### WORK TO BE COMPLETED
Each line of the data that includes "item" must be copied.

[Stored records]
━━━━━━
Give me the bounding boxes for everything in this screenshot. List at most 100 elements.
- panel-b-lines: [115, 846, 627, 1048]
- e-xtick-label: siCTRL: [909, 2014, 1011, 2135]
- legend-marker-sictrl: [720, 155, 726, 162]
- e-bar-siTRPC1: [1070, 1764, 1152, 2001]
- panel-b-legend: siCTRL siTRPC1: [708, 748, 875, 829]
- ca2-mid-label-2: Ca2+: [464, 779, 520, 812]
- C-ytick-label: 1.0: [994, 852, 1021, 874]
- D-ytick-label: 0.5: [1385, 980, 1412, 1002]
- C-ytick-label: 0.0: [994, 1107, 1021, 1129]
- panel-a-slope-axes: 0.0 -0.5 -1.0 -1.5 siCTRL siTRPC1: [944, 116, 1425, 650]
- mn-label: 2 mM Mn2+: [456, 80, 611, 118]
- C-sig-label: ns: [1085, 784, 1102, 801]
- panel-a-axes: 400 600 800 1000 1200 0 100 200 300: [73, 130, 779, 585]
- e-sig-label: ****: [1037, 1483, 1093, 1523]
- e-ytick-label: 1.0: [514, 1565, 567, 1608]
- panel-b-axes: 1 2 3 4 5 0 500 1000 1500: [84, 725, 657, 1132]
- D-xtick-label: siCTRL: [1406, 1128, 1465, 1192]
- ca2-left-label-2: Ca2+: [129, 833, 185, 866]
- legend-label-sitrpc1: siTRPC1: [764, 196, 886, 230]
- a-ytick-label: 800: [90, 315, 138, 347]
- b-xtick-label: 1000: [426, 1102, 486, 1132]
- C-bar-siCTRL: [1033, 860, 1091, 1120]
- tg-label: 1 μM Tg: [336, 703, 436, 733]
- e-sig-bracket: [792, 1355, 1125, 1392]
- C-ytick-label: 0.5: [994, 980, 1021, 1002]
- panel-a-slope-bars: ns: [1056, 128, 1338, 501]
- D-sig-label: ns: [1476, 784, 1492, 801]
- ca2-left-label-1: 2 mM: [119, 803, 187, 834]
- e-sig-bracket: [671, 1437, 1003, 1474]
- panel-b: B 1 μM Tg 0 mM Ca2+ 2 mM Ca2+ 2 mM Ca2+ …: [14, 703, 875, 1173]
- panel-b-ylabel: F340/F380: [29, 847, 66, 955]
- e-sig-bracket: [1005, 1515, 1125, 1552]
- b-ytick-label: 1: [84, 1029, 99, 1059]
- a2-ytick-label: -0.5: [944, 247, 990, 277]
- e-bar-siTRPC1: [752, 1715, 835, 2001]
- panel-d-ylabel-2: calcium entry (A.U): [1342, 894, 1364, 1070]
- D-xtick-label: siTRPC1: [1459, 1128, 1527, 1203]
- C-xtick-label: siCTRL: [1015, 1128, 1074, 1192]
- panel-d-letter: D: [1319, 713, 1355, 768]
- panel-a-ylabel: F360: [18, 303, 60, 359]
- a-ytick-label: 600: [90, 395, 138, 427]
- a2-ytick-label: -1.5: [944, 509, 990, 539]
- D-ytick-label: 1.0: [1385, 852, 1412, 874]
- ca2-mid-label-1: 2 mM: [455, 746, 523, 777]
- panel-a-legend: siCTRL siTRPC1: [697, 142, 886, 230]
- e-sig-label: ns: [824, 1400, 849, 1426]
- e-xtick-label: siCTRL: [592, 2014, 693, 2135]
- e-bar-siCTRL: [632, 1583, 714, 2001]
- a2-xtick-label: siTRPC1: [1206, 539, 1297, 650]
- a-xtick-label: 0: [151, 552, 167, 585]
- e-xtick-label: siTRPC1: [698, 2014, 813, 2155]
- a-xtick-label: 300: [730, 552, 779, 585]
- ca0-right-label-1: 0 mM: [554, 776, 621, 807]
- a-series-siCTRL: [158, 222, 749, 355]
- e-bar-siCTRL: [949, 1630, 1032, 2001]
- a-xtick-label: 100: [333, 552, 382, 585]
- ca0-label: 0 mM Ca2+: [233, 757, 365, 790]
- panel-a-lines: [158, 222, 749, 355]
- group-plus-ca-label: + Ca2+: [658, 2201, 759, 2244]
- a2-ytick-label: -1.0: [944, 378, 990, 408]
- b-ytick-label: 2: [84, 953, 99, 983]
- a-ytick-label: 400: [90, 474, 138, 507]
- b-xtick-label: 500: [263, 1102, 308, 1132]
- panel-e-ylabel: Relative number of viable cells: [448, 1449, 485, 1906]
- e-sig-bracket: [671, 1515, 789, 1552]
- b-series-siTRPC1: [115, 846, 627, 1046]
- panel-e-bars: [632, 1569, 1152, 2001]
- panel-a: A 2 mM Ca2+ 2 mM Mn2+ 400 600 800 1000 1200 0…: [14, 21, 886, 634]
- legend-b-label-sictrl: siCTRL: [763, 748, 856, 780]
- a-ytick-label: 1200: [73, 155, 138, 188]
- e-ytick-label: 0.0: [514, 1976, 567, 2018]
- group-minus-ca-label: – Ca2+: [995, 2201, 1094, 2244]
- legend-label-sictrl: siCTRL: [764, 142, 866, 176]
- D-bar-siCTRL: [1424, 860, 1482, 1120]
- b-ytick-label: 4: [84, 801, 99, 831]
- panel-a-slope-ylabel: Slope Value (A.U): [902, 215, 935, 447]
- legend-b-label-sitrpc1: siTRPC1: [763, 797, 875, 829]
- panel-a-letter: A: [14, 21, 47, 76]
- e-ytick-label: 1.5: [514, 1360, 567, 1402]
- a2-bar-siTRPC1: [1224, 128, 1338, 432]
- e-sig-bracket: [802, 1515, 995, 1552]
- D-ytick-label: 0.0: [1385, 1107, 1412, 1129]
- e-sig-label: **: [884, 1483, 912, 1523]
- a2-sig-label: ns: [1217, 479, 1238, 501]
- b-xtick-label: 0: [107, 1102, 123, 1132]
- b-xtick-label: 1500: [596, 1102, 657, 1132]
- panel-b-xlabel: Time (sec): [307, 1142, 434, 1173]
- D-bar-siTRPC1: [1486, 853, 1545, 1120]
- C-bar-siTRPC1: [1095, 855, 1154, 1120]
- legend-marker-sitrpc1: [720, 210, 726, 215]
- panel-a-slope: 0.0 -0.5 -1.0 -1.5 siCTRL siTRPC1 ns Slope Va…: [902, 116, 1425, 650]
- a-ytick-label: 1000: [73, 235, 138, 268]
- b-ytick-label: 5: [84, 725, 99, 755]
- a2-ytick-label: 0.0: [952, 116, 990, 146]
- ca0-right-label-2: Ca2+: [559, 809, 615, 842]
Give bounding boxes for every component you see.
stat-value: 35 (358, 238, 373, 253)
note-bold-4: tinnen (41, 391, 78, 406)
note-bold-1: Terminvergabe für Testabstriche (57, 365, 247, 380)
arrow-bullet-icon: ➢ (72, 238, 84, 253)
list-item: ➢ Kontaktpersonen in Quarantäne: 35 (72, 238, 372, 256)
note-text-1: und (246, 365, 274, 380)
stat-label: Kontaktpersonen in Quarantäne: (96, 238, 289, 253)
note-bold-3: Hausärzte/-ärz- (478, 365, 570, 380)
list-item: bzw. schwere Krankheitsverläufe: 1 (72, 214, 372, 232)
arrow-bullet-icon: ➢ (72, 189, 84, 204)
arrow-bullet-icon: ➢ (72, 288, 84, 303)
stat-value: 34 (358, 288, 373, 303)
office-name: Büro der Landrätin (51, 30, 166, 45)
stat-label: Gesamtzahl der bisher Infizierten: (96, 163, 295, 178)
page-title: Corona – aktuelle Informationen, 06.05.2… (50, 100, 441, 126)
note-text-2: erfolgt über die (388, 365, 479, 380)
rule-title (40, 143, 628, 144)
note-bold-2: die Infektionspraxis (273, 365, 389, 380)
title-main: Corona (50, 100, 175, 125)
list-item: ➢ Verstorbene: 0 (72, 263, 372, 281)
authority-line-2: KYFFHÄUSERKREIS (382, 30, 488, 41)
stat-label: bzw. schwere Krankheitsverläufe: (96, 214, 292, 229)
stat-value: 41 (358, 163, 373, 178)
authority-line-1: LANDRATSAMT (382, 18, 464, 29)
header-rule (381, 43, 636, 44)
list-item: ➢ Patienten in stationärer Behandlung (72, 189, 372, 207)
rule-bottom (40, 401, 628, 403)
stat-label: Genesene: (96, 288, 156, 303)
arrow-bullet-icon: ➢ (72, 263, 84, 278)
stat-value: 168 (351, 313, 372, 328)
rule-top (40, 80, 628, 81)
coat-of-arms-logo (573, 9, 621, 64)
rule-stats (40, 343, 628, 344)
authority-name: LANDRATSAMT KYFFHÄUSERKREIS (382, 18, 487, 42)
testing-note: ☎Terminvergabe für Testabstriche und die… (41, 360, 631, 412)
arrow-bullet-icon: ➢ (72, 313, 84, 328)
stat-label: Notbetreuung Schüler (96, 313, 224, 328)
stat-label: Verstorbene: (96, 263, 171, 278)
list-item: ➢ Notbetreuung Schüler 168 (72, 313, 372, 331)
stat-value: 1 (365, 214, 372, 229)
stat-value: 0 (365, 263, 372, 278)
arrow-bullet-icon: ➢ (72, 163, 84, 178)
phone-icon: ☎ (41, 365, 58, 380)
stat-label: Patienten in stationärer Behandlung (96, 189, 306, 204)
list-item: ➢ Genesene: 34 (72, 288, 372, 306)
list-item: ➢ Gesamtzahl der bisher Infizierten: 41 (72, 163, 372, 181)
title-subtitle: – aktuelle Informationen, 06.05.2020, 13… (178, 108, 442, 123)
━━━━━━
### SOLUTION FOR THIS PROBLEM
list-item: ➢ Kontaktpersonen in Quarantäne: 35 (72, 238, 372, 256)
list-item: bzw. schwere Krankheitsverläufe: 1 (72, 214, 372, 232)
list-item: ➢ Verstorbene: 0 (72, 263, 372, 281)
list-item: ➢ Patienten in stationärer Behandlung (72, 189, 372, 207)
list-item: ➢ Notbetreuung Schüler 168 (72, 313, 372, 331)
list-item: ➢ Genesene: 34 (72, 288, 372, 306)
list-item: ➢ Gesamtzahl der bisher Infizierten: 41 (72, 163, 372, 181)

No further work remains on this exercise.